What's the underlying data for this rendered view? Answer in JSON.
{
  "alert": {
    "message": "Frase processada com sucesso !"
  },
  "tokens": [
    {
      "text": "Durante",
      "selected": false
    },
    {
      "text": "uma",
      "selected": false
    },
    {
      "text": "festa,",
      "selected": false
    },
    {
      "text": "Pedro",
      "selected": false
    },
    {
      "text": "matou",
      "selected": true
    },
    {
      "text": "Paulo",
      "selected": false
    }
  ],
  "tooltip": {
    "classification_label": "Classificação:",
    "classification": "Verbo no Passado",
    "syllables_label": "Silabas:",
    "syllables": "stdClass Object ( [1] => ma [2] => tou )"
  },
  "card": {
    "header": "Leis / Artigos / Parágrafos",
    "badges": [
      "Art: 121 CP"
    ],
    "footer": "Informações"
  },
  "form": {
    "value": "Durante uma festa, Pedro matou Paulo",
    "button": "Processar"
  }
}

----------

* [Your objective]: Reproduce the listing shown above in its entirety, exactly.

* [Response to the task]:
What's the underlying data for this rendered view? Answer in JSON.
{
  "alert": {
    "message": "Frase processada com sucesso !"
  },
  "tokens": [
    {
      "text": "Durante",
      "selected": false
    },
    {
      "text": "uma",
      "selected": false
    },
    {
      "text": "festa,",
      "selected": false
    },
    {
      "text": "Pedro",
      "selected": false
    },
    {
      "text": "matou",
      "selected": true
    },
    {
      "text": "Paulo",
      "selected": false
    }
  ],
  "tooltip": {
    "classification_label": "Classificação:",
    "classification": "Verbo no Passado",
    "syllables_label": "Silabas:",
    "syllables": "stdClass Object ( [1] => ma [2] => tou )"
  },
  "card": {
    "header": "Leis / Artigos / Parágrafos",
    "badges": [
      "Art: 121 CP"
    ],
    "footer": "Informações"
  },
  "form": {
    "value": "Durante uma festa, Pedro matou Paulo",
    "button": "Processar"
  }
}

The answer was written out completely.